#### EXTRAIT À LIRE ####
Apprendre l’engagement de l’auteur m’a fait comprendre son style dans ce roman : ciselé et puissant, on sent le volcan qui bouillonne derrière ses mots, on sent son implication face à la situation dramatique des migrants, mais aussi sa révolte face aux décisions sur la politique migratoire et aux violences policières à l’égard des migrants.

J’ai eu un gros coup de cœur pour le personnage de Gaston, pour l’humanité et le naturel débonnaire avec lesquels il accueille un Brahim qu’il pourrait rejeter par méfiance, comme beaucoup de monde le fait.

« Gaston […] dépose son sac de courses auprès de l’évier. Un regard de côté pour voir Brahim et Benjamin occupés sur le smartphone, et une pensée pour les bananes qu’il vient d’acheter. En fait, Brahim, c’est vraiment un petit gars comme tout le monde.
#### CONTENU DES DONNÉES ####
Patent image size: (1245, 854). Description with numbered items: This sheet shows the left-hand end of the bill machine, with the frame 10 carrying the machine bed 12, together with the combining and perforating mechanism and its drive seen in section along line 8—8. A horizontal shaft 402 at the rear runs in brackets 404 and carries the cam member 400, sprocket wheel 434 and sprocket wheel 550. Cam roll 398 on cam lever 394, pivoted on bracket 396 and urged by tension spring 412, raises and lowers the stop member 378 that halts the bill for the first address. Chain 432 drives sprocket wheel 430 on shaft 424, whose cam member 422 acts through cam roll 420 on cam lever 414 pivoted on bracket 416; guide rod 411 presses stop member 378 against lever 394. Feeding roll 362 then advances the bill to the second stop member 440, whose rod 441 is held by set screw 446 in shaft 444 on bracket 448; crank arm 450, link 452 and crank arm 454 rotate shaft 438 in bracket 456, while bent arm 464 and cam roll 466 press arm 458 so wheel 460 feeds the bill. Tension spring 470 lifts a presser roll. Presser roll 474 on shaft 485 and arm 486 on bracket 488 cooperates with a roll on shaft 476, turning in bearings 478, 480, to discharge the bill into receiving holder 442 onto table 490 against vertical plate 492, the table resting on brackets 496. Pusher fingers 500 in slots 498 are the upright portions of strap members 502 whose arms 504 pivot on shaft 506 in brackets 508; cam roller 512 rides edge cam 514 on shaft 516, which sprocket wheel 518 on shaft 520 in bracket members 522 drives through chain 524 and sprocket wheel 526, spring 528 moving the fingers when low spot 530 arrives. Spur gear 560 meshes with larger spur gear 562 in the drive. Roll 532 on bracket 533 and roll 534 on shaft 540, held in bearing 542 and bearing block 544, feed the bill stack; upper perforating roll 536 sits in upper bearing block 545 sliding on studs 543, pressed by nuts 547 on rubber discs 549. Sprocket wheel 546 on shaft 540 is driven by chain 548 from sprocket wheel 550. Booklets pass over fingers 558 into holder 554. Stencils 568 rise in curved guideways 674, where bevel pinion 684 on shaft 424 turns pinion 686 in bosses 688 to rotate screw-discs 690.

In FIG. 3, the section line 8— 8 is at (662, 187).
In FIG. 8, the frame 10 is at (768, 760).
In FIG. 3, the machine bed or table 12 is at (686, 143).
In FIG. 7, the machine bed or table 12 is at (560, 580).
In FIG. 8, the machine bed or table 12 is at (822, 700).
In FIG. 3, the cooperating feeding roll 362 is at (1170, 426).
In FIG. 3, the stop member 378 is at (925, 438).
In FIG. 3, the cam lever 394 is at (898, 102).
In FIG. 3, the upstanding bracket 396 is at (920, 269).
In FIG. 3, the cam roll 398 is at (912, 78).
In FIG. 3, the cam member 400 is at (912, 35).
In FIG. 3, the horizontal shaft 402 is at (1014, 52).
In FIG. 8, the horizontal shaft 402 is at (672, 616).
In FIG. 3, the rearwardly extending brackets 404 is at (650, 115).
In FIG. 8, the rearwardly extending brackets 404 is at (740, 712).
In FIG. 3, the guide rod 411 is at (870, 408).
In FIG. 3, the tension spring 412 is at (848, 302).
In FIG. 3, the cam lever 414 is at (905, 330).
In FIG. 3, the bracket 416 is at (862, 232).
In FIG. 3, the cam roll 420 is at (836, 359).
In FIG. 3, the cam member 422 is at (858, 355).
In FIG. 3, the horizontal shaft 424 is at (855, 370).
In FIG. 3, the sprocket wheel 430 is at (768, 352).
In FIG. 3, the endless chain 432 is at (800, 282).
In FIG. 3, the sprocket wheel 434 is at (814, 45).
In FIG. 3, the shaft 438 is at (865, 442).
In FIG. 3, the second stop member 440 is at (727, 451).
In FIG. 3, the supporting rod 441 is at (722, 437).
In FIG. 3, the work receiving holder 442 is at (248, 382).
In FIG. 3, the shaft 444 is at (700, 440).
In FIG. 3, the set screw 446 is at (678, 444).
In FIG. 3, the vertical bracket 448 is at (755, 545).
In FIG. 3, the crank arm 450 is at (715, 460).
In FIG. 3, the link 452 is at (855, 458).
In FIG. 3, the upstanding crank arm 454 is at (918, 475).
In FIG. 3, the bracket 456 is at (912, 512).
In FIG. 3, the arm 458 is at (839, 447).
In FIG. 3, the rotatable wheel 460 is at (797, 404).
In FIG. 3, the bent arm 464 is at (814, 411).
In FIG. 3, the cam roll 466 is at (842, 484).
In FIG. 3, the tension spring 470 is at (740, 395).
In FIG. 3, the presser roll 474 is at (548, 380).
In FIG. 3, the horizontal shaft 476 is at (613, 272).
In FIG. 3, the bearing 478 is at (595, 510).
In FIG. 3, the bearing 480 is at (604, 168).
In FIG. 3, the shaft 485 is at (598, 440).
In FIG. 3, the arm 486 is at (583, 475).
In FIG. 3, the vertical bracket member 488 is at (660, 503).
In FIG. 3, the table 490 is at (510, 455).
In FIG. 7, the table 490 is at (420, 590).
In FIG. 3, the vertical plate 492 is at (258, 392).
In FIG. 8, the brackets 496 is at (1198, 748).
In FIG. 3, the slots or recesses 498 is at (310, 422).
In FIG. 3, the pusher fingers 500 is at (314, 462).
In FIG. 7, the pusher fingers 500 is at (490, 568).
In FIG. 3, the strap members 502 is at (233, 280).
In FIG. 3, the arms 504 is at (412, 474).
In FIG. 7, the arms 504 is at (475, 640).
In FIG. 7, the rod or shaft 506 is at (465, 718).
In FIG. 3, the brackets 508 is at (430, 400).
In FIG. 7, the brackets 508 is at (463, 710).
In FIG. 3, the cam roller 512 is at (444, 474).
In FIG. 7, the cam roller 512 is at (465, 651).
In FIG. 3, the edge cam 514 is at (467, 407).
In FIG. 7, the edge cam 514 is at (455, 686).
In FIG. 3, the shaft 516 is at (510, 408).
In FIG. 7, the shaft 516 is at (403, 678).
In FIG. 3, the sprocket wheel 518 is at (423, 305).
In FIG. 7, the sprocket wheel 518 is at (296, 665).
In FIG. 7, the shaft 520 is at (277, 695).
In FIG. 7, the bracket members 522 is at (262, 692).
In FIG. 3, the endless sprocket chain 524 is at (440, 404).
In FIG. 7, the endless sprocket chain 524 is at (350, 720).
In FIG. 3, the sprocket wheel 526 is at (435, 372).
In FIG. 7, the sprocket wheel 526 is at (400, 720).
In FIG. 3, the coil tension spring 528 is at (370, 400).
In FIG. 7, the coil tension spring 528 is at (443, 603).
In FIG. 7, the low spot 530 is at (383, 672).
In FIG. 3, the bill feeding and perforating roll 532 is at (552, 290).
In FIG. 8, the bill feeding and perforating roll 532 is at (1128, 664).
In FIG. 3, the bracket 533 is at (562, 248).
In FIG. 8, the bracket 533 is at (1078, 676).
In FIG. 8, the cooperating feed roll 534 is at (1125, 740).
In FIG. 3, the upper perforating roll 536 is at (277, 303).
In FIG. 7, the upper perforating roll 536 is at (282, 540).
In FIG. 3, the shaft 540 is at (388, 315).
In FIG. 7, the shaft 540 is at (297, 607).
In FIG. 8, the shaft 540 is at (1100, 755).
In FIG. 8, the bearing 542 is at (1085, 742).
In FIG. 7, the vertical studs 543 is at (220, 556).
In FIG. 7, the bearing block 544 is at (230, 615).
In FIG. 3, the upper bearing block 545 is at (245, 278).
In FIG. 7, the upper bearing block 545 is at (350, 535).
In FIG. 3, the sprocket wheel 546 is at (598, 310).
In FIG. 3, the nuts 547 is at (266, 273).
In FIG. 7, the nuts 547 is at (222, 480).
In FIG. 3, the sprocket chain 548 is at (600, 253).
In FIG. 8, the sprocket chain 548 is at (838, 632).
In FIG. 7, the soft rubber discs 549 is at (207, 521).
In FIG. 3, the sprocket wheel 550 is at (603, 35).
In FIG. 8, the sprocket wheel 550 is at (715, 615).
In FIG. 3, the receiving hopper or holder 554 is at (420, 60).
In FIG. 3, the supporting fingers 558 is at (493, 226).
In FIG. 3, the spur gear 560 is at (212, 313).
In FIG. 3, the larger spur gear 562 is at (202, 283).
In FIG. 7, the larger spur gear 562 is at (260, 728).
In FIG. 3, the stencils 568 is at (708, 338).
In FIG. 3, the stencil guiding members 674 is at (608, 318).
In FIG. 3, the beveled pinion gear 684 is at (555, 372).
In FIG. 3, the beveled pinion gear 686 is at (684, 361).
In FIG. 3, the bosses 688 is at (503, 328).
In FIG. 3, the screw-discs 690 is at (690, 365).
####
**OBJECTIF 1**
Pouvez-vous résumer en deux phrases l'extrait sur ce roman consacré aux migrants ?
**OBJECTIF 2**
Dans l'extrait sur ce roman, qu'est-ce que Gaston dépose auprès de l'évier ?
**OBJECTIF 3**
Pouvez-vous reprendre l'avis sur ce roman consacré aux migrants juste après sa dernière phrase ?
Ces données ne jouent ici aucun rôle.

**RÉPONSE 1**
Selon l'extrait, connaître l'engagement de l'auteur permet de comprendre le style ciselé et puissant du roman, où l'on sent son implication face à la situation dramatique des migrants et sa révolte contre la politique migratoire et les violences policières à leur égard. Le personnage de Gaston suscite un gros coup de cœur pour l'humanité et le naturel débonnaire avec lesquels il accueille Brahim, au lieu de le rejeter par méfiance comme beaucoup le font.

**RÉPONSE 2**
Son sac de courses.

**RÉPONSE 3**
On ne se rend pas compte. Quand, à la télé, on voit une barque sur le point de couler au large de Malte, quand on voit une colonne de migrants qui tente de franchir un col des Alpes, quand on voit ces types qui errent au bord d’une autoroute dans le nord de la France, en réalité, on ne voit rien. Ce sont des ombres, presque des fantômes, des silhouettes qui n’ont pas d’âge ni de nom.

Mais que l’un d’entre eux, un seul, franchisse votre porte après s’être fait voler son attelle par des flics, et se mettre à rire en écoutant Mohamed-al-Wardi à la table de votre cuisine, quand il est là, quand il dort dans un lit que vous lui avez préparé, quand vous vous souciez de le soustraire à la brutalité qui règne, alors il redevient ce qu’il n’aurait jamais dû cesser d’être : un humain. »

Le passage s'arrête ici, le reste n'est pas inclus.